→ What to produce
Look through the material below. Copy every line with the string "name" in it.
+ + +
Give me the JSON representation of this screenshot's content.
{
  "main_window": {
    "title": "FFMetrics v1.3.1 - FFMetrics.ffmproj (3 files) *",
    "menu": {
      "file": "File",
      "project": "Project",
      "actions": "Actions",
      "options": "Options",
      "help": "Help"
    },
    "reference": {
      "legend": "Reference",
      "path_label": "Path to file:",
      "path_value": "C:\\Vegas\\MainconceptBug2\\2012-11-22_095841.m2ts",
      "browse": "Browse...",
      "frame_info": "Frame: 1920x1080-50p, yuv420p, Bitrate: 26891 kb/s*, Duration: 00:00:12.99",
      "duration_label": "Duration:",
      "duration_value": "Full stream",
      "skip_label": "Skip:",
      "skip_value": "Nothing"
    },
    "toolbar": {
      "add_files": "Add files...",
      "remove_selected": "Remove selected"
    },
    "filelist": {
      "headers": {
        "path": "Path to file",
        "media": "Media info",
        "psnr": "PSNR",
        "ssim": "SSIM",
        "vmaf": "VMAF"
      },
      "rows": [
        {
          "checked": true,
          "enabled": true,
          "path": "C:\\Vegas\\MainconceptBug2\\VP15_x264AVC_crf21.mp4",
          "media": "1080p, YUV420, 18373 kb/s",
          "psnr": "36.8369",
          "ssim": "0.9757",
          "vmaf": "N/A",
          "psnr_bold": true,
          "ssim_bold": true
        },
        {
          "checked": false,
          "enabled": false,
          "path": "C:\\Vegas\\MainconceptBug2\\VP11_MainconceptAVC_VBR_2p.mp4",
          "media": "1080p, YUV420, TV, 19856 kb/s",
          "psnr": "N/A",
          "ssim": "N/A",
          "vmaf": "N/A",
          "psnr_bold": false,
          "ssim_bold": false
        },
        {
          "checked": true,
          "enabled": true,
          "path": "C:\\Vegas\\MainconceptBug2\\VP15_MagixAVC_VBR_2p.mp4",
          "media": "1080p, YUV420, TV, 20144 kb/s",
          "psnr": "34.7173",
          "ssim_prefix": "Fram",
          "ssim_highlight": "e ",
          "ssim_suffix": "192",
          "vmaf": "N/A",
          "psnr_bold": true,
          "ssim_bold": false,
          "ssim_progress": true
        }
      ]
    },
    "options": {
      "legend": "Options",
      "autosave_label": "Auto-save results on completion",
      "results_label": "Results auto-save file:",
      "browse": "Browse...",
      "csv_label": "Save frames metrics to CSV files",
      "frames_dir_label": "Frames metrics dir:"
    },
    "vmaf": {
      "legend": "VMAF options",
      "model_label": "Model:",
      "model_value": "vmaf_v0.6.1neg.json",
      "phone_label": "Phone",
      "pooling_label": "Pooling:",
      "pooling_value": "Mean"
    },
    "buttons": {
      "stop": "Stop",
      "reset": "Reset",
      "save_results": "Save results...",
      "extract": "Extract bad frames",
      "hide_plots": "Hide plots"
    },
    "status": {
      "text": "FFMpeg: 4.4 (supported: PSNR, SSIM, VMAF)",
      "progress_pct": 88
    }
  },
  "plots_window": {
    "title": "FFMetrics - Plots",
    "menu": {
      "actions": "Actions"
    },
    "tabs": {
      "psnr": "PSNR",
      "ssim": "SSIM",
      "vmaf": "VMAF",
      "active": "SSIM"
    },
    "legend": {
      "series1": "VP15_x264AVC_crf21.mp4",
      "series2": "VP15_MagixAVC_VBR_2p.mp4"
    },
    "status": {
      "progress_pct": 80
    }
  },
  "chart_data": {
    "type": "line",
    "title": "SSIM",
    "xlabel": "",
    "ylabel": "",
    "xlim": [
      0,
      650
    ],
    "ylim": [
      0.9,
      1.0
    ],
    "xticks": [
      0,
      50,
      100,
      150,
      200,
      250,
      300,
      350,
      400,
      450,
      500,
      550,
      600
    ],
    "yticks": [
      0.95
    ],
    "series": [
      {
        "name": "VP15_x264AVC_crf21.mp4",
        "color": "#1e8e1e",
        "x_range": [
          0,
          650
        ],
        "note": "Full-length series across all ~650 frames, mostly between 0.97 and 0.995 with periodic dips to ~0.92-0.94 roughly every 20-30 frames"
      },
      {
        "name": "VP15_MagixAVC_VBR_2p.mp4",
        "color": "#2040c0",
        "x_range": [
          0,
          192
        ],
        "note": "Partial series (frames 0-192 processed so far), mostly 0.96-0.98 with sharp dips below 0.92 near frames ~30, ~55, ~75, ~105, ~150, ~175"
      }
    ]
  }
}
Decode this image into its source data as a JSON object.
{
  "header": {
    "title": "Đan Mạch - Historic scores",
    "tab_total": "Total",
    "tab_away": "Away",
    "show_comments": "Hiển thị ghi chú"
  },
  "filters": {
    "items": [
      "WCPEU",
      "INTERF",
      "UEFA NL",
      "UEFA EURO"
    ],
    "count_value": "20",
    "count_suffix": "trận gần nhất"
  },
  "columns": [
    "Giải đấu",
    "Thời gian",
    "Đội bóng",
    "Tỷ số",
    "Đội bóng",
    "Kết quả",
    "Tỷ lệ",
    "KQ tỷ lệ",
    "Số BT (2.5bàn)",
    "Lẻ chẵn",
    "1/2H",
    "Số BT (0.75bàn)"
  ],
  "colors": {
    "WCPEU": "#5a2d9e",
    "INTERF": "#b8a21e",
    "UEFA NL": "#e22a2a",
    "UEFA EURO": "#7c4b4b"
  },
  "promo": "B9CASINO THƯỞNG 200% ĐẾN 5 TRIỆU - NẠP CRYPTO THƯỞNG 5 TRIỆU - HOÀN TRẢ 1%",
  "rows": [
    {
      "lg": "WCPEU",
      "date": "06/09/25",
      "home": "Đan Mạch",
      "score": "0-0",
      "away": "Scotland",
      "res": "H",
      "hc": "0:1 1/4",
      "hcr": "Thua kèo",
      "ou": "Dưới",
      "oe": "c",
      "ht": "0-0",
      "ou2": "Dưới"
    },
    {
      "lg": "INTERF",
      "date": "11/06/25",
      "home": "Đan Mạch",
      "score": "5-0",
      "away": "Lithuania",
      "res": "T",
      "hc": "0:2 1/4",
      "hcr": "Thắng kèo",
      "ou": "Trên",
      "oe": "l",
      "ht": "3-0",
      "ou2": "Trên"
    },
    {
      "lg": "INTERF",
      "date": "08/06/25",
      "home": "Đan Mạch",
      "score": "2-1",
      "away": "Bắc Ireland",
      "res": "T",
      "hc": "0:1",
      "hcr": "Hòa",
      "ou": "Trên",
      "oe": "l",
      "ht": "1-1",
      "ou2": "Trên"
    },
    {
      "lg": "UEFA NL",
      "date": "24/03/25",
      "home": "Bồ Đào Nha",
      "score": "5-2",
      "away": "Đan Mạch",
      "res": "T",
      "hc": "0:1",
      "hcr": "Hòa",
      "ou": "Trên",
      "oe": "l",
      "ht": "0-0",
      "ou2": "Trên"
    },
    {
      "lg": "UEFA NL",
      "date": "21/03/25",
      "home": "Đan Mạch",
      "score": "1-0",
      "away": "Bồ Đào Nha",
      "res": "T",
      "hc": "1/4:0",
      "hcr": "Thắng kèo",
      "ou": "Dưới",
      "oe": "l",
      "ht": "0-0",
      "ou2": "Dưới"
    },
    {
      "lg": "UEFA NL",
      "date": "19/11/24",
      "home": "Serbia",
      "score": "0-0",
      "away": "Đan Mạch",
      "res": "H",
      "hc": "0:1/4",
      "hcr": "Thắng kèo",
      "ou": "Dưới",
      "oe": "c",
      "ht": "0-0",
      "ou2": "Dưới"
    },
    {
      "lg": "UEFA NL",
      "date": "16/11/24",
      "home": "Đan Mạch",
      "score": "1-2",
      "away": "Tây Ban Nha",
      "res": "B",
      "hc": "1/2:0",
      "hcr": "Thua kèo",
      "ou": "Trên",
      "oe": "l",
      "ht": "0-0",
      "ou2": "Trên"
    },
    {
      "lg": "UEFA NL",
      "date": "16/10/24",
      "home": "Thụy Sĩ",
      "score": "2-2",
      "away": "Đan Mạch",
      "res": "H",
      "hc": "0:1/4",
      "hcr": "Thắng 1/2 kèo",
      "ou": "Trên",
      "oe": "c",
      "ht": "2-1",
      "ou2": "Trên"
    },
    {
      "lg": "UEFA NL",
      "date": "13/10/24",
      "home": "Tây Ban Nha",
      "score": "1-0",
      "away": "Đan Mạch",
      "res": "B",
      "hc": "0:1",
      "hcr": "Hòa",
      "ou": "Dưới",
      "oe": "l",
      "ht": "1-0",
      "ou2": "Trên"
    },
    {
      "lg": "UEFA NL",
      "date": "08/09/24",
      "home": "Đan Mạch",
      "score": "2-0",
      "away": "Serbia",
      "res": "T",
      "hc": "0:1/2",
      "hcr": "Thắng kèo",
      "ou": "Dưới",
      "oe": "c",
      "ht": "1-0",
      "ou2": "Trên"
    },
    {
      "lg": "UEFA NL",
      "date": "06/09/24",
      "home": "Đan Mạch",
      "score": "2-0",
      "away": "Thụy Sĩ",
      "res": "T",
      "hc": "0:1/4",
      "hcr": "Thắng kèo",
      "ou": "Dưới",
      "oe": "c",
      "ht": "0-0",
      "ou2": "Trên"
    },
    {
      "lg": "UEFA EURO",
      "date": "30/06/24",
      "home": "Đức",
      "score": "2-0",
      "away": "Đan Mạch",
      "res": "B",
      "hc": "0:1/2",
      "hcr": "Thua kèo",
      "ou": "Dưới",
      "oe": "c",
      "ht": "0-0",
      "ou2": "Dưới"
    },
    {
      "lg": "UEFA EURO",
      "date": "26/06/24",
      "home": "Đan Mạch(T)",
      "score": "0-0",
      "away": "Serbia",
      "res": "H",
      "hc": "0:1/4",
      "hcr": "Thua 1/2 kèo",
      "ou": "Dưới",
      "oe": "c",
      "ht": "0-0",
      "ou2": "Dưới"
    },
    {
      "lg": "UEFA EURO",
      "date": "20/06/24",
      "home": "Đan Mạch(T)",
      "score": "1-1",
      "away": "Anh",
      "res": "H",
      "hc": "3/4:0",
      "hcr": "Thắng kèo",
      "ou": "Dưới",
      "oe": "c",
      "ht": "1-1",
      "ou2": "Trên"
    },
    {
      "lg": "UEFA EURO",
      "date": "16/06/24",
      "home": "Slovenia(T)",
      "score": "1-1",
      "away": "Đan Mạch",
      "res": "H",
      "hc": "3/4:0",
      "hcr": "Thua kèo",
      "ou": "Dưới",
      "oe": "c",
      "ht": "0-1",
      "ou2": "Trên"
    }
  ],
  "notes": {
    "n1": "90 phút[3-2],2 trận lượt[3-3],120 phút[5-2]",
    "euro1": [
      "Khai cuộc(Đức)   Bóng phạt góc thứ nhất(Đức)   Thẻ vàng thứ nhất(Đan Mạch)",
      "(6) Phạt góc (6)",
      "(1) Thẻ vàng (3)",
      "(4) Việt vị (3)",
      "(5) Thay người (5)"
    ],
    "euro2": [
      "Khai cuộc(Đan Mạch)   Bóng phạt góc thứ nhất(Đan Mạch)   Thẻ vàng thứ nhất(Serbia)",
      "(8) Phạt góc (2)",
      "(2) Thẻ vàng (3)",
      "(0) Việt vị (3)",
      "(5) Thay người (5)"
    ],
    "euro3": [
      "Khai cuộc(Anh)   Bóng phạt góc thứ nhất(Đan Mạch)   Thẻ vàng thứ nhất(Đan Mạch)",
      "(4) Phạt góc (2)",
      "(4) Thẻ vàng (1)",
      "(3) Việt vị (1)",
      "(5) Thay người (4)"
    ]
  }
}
+ + +
→ Written solution
        "name": "VP15_x264AVC_crf21.mp4",
        "name": "VP15_MagixAVC_VBR_2p.mp4",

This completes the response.